Stored data:
──────
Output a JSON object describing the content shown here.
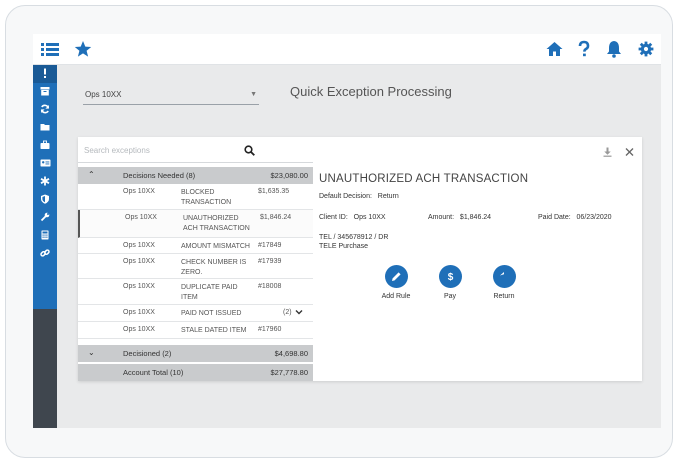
{
  "topbar": {
    "menu_icon": "list-icon",
    "favorite_icon": "star-icon",
    "home_icon": "home-icon",
    "help_icon": "question-icon",
    "notifications_icon": "bell-icon",
    "settings_icon": "gear-icon"
  },
  "sidebar": {
    "items": [
      {
        "icon": "exclamation-icon",
        "active": true
      },
      {
        "icon": "archive-box-icon"
      },
      {
        "icon": "refresh-icon"
      },
      {
        "icon": "folder-icon"
      },
      {
        "icon": "briefcase-icon"
      },
      {
        "icon": "id-card-icon"
      },
      {
        "icon": "asterisk-icon"
      },
      {
        "icon": "shield-icon"
      },
      {
        "icon": "wrench-icon"
      },
      {
        "icon": "calculator-icon"
      },
      {
        "icon": "link-icon"
      }
    ]
  },
  "account_select": {
    "value": "Ops 10XX"
  },
  "page": {
    "title": "Quick Exception Processing"
  },
  "search": {
    "placeholder": "Search exceptions"
  },
  "groups": {
    "needed": {
      "label": "Decisions Needed (8)",
      "amount": "$23,080.00"
    },
    "decisioned": {
      "label": "Decisioned (2)",
      "amount": "$4,698.80"
    },
    "total": {
      "label": "Account Total (10)",
      "amount": "$27,778.80"
    }
  },
  "rows": [
    {
      "account": "Ops 10XX",
      "reason": "BLOCKED TRANSACTION",
      "value": "$1,635.35"
    },
    {
      "account": "Ops 10XX",
      "reason": "UNAUTHORIZED ACH TRANSACTION",
      "value": "$1,846.24"
    },
    {
      "account": "Ops 10XX",
      "reason": "AMOUNT MISMATCH",
      "value": "#17849"
    },
    {
      "account": "Ops 10XX",
      "reason": "CHECK NUMBER IS ZERO.",
      "value": "#17939"
    },
    {
      "account": "Ops 10XX",
      "reason": "DUPLICATE PAID ITEM",
      "value": "#18008"
    },
    {
      "account": "Ops 10XX",
      "reason": "PAID NOT ISSUED",
      "value": "(2)"
    },
    {
      "account": "Ops 10XX",
      "reason": "STALE DATED ITEM",
      "value": "#17960"
    }
  ],
  "detail": {
    "title": "UNAUTHORIZED ACH TRANSACTION",
    "default_decision_label": "Default Decision:",
    "default_decision_value": "Return",
    "client_id_label": "Client ID:",
    "client_id_value": "Ops 10XX",
    "amount_label": "Amount:",
    "amount_value": "$1,846.24",
    "paid_date_label": "Paid Date:",
    "paid_date_value": "06/23/2020",
    "ref_line1": "TEL / 345678912 / DR",
    "ref_line2": "TELE Purchase"
  },
  "actions": [
    {
      "label": "Add Rule",
      "icon": "pencil-icon"
    },
    {
      "label": "Pay",
      "icon": "dollar-icon"
    },
    {
      "label": "Return",
      "icon": "reply-icon"
    }
  ],
  "colors": {
    "accent": "#1f6fb8",
    "sidebar_dark": "#3f464e",
    "group_bg": "#c9cbcd"
  }
}
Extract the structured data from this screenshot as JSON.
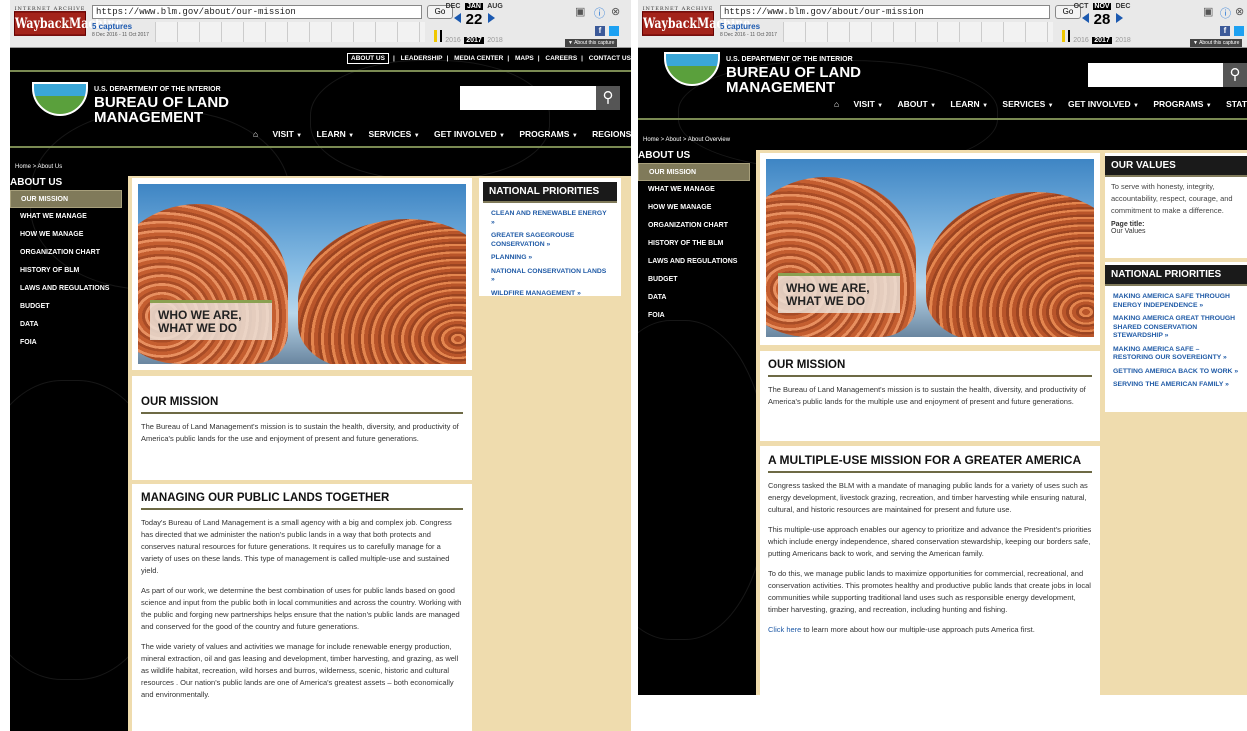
──────
■ **What to produce**
Pictures are not part of the copy; output everything else in the records exactly.

■ **Solution to the problem**
Output a JSON object describing the content shown here.
{
  "topbar": {
    "menu_icon": "list-icon",
    "favorite_icon": "star-icon",
    "home_icon": "home-icon",
    "help_icon": "question-icon",
    "notifications_icon": "bell-icon",
    "settings_icon": "gear-icon"
  },
  "sidebar": {
    "items": [
      {
        "icon": "exclamation-icon",
        "active": true
      },
      {
        "icon": "archive-box-icon"
      },
      {
        "icon": "refresh-icon"
      },
      {
        "icon": "folder-icon"
      },
      {
        "icon": "briefcase-icon"
      },
      {
        "icon": "id-card-icon"
      },
      {
        "icon": "asterisk-icon"
      },
      {
        "icon": "shield-icon"
      },
      {
        "icon": "wrench-icon"
      },
      {
        "icon": "calculator-icon"
      },
      {
        "icon": "link-icon"
      }
    ]
  },
  "account_select": {
    "value": "Ops 10XX"
  },
  "page": {
    "title": "Quick Exception Processing"
  },
  "search": {
    "placeholder": "Search exceptions"
  },
  "groups": {
    "needed": {
      "label": "Decisions Needed (8)",
      "amount": "$23,080.00"
    },
    "decisioned": {
      "label": "Decisioned (2)",
      "amount": "$4,698.80"
    },
    "total": {
      "label": "Account Total (10)",
      "amount": "$27,778.80"
    }
  },
  "rows": [
    {
      "account": "Ops 10XX",
      "reason": "BLOCKED TRANSACTION",
      "value": "$1,635.35"
    },
    {
      "account": "Ops 10XX",
      "reason": "UNAUTHORIZED ACH TRANSACTION",
      "value": "$1,846.24"
    },
    {
      "account": "Ops 10XX",
      "reason": "AMOUNT MISMATCH",
      "value": "#17849"
    },
    {
      "account": "Ops 10XX",
      "reason": "CHECK NUMBER IS ZERO.",
      "value": "#17939"
    },
    {
      "account": "Ops 10XX",
      "reason": "DUPLICATE PAID ITEM",
      "value": "#18008"
    },
    {
      "account": "Ops 10XX",
      "reason": "PAID NOT ISSUED",
      "value": "(2)"
    },
    {
      "account": "Ops 10XX",
      "reason": "STALE DATED ITEM",
      "value": "#17960"
    }
  ],
  "detail": {
    "title": "UNAUTHORIZED ACH TRANSACTION",
    "default_decision_label": "Default Decision:",
    "default_decision_value": "Return",
    "client_id_label": "Client ID:",
    "client_id_value": "Ops 10XX",
    "amount_label": "Amount:",
    "amount_value": "$1,846.24",
    "paid_date_label": "Paid Date:",
    "paid_date_value": "06/23/2020",
    "ref_line1": "TEL / 345678912 / DR",
    "ref_line2": "TELE Purchase"
  },
  "actions": [
    {
      "label": "Add Rule",
      "icon": "pencil-icon"
    },
    {
      "label": "Pay",
      "icon": "dollar-icon"
    },
    {
      "label": "Return",
      "icon": "reply-icon"
    }
  ],
  "colors": {
    "accent": "#1f6fb8",
    "sidebar_dark": "#3f464e",
    "group_bg": "#c9cbcd"
  }
}
Extract the structured data from this screenshot as JSON.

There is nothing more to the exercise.